> Your instructions
Can you repeat, word for word, the stretch of the Bribie fishing thread below from "# Bribie Help" through "for your help."?

> Text to read
#####

# Bribie Help



## Guest (Aug 28, 2006)

With Fathers day coming up I am hoping to get a day off and explore around Bribie a bit. I was thinking of launching near the bridge and drifting/paddling down to the southern end of Bribie past Bongaree and Buckleys does anyone fish this area and if so what should I be targetting at this time of year thanks for your help.


----------



## YakAtak (Mar 13, 2006)

All I can say is watch out for a southerly wind mate, it can get real nasty in that area as the waves pick up right the way up the bay with the wind behind them and it could be very uncomfortable, but you probably already know this. I have heard talk of a very deep hole somewhere near the bridge, but as I don't have a sounder have never found the oportunity to look for it.


----------



## yakfly (Jun 8, 2006)

John
the bream and flathead are down towards buckleys as well as round the bridge.On the south side just downstream are a few outcrops of oyster rocks which should be worth a look as the tide drops.not much happening further up towards toorbul tho with a bit more run in the tides it may pick up.Other than that putting in at turners camp road gives you access to the oyster leases at the mouth of ningi creek and the flats up towards toorbul.was diverted round through beachmere today while driving and had a look at the caboolture riv.There are two spots that like easy launching and its fairly sheltered.If you want to try for bass or jacks the upper reaches of Coochin creek are also worth a look.


----------

#####

> Records provided
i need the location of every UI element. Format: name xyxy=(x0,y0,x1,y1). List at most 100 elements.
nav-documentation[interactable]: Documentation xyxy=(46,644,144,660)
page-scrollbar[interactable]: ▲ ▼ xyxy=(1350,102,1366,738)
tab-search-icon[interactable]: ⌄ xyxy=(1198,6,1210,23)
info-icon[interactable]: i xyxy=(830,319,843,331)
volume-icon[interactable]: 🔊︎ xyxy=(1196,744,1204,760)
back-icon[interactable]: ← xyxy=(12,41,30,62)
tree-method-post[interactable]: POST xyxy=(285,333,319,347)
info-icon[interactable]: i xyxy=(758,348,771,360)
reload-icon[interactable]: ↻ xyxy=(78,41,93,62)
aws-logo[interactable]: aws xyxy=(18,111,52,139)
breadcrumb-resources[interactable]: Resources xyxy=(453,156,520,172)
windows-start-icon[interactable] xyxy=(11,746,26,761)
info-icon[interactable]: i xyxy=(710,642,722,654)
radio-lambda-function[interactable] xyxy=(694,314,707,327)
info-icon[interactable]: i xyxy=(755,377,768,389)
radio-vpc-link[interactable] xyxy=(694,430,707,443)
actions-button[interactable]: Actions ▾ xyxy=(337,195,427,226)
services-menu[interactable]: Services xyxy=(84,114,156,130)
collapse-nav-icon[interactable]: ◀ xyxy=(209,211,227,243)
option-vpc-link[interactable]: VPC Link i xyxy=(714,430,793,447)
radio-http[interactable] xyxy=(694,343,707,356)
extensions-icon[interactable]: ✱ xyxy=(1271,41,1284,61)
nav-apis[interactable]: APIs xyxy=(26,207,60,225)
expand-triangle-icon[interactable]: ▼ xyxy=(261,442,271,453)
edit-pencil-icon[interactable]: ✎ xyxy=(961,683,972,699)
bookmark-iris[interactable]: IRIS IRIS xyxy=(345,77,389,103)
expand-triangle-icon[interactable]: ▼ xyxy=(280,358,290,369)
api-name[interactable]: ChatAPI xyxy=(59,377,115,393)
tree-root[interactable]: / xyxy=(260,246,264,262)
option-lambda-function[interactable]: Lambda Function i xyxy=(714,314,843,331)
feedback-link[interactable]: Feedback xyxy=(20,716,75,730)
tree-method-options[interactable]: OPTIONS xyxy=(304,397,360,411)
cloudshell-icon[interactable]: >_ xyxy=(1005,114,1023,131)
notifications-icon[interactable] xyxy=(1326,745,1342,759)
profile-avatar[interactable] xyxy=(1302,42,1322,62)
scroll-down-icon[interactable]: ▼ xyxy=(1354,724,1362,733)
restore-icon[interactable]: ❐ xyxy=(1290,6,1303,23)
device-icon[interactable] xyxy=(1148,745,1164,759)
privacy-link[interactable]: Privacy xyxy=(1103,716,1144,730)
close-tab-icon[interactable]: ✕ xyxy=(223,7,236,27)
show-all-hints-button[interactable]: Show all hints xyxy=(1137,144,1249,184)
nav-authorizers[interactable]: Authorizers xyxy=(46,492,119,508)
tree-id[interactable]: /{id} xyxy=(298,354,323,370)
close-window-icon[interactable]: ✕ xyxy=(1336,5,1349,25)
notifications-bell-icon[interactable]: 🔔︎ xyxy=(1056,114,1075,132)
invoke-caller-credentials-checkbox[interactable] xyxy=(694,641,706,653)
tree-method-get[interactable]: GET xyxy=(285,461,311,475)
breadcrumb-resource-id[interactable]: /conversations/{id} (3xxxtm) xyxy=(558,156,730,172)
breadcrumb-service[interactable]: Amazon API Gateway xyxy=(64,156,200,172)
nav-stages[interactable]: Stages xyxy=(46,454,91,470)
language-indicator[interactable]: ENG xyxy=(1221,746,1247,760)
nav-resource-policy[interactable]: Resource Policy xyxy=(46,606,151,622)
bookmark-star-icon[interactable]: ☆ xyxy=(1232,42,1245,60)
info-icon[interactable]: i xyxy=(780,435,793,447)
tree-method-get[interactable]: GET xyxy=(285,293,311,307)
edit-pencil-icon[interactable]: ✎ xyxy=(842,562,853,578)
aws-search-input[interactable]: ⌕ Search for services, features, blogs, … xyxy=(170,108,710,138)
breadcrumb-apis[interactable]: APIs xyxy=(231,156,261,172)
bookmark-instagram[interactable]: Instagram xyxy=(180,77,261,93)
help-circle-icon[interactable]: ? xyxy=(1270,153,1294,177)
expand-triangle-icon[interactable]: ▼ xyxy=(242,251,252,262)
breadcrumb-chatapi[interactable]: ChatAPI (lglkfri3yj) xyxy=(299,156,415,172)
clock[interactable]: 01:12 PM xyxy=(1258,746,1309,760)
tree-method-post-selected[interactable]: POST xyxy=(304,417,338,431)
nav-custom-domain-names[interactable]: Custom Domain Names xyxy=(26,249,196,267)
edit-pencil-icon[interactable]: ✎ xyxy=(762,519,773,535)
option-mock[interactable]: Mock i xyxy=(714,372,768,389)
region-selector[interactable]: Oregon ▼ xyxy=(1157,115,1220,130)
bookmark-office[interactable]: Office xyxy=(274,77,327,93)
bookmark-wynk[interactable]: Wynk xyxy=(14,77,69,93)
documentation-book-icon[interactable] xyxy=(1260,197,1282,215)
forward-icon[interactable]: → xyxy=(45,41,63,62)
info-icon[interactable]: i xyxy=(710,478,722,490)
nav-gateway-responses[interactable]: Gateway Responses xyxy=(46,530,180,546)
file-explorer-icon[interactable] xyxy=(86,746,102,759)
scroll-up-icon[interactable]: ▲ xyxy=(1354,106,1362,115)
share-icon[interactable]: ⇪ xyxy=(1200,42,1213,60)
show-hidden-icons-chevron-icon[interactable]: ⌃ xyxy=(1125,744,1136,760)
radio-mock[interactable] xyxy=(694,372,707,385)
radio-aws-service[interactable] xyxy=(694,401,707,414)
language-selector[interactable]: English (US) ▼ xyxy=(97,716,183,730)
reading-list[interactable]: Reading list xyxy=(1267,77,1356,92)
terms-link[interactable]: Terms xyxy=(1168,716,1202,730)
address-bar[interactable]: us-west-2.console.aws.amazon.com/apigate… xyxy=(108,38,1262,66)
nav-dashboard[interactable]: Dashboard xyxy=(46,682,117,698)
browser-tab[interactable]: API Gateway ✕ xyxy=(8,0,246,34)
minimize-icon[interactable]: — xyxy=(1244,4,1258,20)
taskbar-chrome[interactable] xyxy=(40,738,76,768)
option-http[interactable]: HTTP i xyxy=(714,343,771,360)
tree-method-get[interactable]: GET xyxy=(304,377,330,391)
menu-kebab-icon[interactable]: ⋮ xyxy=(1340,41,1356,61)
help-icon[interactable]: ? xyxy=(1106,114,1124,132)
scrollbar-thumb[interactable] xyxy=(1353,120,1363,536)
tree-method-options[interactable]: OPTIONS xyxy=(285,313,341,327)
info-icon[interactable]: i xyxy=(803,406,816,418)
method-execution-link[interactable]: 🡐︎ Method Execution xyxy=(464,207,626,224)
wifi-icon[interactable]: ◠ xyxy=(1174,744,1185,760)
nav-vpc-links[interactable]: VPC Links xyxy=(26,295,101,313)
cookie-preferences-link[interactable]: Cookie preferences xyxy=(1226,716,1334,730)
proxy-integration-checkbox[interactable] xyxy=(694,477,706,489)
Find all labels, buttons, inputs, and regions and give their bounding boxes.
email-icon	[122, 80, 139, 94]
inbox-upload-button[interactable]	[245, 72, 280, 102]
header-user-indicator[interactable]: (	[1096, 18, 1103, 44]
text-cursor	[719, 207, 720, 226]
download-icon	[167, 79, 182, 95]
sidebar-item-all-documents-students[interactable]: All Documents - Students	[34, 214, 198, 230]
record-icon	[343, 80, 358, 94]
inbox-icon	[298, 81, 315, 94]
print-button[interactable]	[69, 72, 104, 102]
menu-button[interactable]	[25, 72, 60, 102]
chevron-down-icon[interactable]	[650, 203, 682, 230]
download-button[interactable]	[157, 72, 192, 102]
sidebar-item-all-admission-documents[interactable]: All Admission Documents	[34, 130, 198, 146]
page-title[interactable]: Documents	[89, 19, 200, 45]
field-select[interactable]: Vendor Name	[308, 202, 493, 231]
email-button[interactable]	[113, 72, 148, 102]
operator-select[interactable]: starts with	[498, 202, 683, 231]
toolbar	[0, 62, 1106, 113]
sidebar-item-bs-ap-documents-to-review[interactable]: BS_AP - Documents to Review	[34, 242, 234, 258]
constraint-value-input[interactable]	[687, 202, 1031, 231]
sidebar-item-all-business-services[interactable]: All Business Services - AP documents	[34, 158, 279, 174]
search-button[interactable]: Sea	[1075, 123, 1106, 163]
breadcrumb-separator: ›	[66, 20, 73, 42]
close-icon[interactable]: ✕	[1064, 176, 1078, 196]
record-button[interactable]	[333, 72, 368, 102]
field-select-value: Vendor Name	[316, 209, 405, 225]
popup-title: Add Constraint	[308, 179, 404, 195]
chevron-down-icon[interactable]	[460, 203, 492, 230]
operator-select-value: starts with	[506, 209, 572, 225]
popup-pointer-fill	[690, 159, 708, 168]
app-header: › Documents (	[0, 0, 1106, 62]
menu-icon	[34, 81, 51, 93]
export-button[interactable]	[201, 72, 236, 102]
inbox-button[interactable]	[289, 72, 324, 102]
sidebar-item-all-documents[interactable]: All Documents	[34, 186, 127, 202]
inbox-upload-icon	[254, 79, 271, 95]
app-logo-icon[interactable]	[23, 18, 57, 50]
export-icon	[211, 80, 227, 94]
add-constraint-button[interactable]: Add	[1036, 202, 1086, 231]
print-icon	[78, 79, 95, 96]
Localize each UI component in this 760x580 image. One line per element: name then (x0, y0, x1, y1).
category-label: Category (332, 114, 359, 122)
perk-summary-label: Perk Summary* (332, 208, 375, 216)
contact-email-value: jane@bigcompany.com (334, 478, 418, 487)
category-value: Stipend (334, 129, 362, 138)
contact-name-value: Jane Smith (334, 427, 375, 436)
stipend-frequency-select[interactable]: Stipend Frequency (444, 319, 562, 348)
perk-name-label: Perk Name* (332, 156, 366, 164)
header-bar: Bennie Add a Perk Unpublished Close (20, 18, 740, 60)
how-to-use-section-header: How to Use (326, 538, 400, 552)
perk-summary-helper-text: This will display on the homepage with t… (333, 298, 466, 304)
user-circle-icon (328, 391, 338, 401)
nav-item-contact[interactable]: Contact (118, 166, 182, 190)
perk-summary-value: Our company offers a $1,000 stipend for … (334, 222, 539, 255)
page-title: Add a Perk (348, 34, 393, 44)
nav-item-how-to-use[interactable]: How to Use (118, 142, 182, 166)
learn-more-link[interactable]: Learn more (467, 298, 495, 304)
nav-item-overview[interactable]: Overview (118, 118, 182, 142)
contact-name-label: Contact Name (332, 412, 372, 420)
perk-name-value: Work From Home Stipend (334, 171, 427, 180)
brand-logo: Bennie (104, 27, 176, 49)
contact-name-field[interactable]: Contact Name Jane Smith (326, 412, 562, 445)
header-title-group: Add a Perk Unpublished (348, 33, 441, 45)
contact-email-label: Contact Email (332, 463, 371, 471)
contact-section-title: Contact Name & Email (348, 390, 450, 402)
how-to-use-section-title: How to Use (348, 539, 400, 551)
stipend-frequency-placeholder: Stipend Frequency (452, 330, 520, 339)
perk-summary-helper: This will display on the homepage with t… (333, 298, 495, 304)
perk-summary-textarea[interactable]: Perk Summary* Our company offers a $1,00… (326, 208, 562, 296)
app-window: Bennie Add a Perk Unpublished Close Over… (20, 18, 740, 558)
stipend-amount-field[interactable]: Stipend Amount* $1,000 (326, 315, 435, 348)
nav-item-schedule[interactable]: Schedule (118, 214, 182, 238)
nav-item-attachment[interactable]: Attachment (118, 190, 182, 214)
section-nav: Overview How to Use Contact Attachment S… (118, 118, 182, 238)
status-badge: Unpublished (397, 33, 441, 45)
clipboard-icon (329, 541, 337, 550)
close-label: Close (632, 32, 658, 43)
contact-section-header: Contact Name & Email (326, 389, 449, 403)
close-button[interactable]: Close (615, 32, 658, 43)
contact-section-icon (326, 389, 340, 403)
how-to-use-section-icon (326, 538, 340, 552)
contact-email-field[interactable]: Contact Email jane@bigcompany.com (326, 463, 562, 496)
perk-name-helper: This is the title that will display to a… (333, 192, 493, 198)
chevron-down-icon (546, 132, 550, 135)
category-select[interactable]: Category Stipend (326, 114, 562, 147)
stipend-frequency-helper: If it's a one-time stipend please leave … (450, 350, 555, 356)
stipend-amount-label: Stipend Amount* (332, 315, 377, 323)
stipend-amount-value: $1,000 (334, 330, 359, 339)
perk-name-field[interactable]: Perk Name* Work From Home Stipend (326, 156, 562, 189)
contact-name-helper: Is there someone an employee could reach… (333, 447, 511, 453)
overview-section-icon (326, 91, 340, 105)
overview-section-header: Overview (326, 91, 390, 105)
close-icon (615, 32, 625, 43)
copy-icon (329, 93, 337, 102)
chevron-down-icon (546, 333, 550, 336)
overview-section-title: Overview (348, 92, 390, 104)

#####

> Solution for this task
# Bribie Help



## Guest (Aug 28, 2006)

With Fathers day coming up I am hoping to get a day off and explore around Bribie a bit. I was thinking of launching near the bridge and drifting/paddling down to the southern end of Bribie past Bongaree and Buckleys does anyone fish this area and if so what should I be targetting at this time of year thanks for your help.